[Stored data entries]
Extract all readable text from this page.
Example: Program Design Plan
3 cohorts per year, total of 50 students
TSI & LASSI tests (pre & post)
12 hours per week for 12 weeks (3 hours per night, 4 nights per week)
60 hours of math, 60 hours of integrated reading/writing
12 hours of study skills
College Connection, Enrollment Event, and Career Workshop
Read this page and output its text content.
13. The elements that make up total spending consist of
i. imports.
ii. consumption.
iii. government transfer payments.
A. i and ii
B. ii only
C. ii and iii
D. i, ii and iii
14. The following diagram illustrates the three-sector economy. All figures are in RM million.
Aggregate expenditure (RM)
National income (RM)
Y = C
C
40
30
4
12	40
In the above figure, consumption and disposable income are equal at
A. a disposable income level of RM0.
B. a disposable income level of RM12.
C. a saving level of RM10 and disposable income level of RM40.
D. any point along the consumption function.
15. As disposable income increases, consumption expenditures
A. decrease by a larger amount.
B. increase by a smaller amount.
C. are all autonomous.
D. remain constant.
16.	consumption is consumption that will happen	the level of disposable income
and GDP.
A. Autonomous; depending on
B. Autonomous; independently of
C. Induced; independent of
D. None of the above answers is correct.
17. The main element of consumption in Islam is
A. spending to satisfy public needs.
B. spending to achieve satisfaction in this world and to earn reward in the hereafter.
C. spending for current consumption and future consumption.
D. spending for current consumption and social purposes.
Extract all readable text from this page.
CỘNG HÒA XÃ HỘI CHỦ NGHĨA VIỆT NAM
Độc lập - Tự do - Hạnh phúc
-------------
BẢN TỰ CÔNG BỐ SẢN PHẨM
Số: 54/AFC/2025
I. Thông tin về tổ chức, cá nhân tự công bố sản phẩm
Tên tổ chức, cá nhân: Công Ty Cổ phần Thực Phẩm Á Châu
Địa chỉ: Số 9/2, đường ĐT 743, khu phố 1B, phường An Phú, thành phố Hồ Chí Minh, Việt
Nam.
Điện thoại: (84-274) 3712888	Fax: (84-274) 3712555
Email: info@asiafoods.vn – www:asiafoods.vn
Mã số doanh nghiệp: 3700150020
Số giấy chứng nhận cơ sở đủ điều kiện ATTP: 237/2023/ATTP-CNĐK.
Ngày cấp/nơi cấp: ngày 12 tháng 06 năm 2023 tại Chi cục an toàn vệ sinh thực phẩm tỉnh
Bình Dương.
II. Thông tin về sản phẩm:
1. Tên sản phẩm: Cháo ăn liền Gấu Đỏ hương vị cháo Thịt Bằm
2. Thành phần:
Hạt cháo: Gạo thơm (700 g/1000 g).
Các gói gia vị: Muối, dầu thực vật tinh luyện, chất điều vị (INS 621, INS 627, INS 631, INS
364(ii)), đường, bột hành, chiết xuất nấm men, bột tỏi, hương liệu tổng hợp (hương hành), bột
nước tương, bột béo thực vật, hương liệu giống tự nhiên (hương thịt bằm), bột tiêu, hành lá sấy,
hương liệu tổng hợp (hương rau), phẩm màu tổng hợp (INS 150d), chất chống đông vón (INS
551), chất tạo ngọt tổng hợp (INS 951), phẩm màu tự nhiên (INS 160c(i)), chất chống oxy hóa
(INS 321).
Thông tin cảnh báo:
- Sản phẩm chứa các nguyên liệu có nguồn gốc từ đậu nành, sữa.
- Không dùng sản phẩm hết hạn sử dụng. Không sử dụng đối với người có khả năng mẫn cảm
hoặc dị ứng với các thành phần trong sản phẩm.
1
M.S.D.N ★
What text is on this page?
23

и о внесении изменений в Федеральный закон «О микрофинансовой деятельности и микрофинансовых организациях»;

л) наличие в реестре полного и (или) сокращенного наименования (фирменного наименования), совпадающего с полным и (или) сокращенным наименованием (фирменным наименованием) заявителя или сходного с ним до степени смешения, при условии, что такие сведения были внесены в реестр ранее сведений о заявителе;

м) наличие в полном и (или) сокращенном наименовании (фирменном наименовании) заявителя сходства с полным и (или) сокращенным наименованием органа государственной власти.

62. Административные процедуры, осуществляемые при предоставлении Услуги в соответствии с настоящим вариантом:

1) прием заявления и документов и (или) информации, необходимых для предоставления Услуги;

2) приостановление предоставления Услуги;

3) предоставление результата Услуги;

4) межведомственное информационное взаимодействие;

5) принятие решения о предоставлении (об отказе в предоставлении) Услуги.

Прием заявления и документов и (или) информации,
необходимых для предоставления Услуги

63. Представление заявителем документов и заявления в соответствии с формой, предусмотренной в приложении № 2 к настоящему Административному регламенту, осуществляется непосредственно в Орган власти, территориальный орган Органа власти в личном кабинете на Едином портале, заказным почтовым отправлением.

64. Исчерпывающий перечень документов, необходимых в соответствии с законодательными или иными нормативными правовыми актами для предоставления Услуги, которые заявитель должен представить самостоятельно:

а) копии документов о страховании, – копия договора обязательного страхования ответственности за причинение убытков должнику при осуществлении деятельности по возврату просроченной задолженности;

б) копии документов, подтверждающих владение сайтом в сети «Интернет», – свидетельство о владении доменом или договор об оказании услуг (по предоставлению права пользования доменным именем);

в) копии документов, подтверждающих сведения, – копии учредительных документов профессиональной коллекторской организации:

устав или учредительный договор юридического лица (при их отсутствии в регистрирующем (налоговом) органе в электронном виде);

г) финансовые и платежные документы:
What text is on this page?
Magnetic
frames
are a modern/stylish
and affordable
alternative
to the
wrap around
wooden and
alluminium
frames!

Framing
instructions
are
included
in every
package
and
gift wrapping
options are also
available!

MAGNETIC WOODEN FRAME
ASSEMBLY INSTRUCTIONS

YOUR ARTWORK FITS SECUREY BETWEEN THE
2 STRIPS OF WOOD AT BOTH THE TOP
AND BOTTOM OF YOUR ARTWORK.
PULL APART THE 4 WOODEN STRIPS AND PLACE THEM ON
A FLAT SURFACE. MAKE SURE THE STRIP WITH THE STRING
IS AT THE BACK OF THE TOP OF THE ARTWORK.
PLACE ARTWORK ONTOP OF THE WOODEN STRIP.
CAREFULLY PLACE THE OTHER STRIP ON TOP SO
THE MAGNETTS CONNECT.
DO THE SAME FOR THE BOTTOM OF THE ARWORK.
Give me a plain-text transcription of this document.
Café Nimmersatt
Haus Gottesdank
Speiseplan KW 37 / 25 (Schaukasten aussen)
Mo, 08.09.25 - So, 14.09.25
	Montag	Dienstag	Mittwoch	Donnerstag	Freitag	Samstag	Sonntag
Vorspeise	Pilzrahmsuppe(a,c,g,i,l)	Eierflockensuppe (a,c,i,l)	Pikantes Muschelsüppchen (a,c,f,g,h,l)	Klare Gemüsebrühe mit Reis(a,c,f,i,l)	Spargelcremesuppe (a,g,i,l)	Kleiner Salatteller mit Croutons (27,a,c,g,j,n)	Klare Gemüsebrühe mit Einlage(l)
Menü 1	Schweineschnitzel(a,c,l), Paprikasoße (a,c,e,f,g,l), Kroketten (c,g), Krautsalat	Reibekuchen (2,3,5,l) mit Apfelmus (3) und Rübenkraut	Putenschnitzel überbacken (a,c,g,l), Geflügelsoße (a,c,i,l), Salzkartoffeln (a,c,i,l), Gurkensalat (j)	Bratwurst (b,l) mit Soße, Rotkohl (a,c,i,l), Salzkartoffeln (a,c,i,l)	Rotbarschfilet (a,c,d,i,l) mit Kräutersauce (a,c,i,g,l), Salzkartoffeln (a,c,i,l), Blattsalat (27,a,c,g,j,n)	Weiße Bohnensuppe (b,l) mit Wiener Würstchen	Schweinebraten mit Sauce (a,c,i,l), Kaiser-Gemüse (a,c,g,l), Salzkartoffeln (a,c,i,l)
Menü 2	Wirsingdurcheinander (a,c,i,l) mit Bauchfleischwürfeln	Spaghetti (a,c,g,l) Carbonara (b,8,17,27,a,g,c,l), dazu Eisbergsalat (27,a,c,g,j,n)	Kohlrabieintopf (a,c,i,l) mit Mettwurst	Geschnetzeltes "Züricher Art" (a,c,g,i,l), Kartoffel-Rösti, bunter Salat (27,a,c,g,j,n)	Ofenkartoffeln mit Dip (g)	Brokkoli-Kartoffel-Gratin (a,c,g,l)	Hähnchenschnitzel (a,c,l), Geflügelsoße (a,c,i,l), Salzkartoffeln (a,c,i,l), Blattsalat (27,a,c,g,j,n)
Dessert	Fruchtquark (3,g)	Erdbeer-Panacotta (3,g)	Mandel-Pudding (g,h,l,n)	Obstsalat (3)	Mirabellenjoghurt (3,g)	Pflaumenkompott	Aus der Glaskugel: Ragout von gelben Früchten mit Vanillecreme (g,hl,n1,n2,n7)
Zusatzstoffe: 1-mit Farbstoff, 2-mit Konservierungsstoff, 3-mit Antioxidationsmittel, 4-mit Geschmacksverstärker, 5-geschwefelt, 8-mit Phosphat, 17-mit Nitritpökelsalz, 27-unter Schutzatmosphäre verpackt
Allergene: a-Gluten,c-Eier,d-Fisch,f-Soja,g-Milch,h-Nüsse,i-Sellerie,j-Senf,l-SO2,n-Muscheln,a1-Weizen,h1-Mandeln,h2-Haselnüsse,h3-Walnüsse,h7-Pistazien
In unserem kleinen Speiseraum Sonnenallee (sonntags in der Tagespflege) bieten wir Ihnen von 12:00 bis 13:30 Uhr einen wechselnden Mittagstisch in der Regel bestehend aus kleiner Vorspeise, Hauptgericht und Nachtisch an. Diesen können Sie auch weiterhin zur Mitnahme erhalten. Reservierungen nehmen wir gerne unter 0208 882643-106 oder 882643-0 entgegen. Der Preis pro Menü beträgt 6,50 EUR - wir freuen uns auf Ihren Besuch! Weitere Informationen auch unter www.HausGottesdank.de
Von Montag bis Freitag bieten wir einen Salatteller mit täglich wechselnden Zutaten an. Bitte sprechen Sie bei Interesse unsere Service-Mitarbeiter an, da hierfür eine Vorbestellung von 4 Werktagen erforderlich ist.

* [PROBLEM REQUIREMENTS]: Take every line from the data that contains the word "disposable".

* [FULL ANSWER]:
In the above figure, consumption and disposable income are equal at
A. a disposable income level of RM0.
B. a disposable income level of RM12.
C. a saving level of RM10 and disposable income level of RM40.
15. As disposable income increases, consumption expenditures
16.	consumption is consumption that will happen	the level of disposable income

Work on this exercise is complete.